Records:
■ ■ ■ ■ ■ ■ ■

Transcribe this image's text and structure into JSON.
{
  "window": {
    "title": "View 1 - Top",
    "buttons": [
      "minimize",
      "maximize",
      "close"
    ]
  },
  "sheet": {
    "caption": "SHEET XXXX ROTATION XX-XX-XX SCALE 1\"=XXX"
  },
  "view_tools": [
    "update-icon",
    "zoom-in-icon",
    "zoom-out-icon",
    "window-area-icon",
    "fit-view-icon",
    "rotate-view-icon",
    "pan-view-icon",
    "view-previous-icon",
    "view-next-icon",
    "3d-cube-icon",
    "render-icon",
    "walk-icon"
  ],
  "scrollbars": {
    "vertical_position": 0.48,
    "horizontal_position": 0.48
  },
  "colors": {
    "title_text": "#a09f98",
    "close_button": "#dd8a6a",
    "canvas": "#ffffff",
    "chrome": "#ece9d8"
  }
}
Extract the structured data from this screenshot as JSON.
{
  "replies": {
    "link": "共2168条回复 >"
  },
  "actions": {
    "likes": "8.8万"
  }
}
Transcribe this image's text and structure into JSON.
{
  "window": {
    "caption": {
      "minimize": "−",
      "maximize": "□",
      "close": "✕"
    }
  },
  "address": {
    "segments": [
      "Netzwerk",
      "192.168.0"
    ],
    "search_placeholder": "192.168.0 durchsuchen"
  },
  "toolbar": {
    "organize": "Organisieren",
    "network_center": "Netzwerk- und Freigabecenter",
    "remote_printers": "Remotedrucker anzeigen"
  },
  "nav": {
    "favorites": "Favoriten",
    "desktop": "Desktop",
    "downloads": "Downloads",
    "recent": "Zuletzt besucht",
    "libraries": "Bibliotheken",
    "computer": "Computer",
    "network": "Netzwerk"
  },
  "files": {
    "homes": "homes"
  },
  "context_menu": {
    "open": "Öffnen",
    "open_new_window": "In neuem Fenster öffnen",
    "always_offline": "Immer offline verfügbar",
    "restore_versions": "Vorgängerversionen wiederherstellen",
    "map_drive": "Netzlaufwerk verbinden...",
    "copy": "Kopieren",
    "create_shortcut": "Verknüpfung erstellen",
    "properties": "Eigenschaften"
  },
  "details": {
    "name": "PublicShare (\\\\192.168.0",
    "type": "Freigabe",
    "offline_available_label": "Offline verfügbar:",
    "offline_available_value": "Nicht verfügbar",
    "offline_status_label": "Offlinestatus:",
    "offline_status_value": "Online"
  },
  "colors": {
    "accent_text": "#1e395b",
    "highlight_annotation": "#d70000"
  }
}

■ ■ ■ ■ ■ ■ ■

Write the material out again word for word.

Transcribe this image's text and structure into JSON.
{
  "window": {
    "title": "View 1 - Top",
    "buttons": [
      "minimize",
      "maximize",
      "close"
    ]
  },
  "sheet": {
    "caption": "SHEET XXXX ROTATION XX-XX-XX SCALE 1\"=XXX"
  },
  "view_tools": [
    "update-icon",
    "zoom-in-icon",
    "zoom-out-icon",
    "window-area-icon",
    "fit-view-icon",
    "rotate-view-icon",
    "pan-view-icon",
    "view-previous-icon",
    "view-next-icon",
    "3d-cube-icon",
    "render-icon",
    "walk-icon"
  ],
  "scrollbars": {
    "vertical_position": 0.48,
    "horizontal_position": 0.48
  },
  "colors": {
    "title_text": "#a09f98",
    "close_button": "#dd8a6a",
    "canvas": "#ffffff",
    "chrome": "#ece9d8"
  }
}
Extract the structured data from this screenshot as JSON.
{
  "replies": {
    "link": "共2168条回复 >"
  },
  "actions": {
    "likes": "8.8万"
  }
}
Transcribe this image's text and structure into JSON.
{
  "window": {
    "caption": {
      "minimize": "−",
      "maximize": "□",
      "close": "✕"
    }
  },
  "address": {
    "segments": [
      "Netzwerk",
      "192.168.0"
    ],
    "search_placeholder": "192.168.0 durchsuchen"
  },
  "toolbar": {
    "organize": "Organisieren",
    "network_center": "Netzwerk- und Freigabecenter",
    "remote_printers": "Remotedrucker anzeigen"
  },
  "nav": {
    "favorites": "Favoriten",
    "desktop": "Desktop",
    "downloads": "Downloads",
    "recent": "Zuletzt besucht",
    "libraries": "Bibliotheken",
    "computer": "Computer",
    "network": "Netzwerk"
  },
  "files": {
    "homes": "homes"
  },
  "context_menu": {
    "open": "Öffnen",
    "open_new_window": "In neuem Fenster öffnen",
    "always_offline": "Immer offline verfügbar",
    "restore_versions": "Vorgängerversionen wiederherstellen",
    "map_drive": "Netzlaufwerk verbinden...",
    "copy": "Kopieren",
    "create_shortcut": "Verknüpfung erstellen",
    "properties": "Eigenschaften"
  },
  "details": {
    "name": "PublicShare (\\\\192.168.0",
    "type": "Freigabe",
    "offline_available_label": "Offline verfügbar:",
    "offline_available_value": "Nicht verfügbar",
    "offline_status_label": "Offlinestatus:",
    "offline_status_value": "Online"
  },
  "colors": {
    "accent_text": "#1e395b",
    "highlight_annotation": "#d70000"
  }
}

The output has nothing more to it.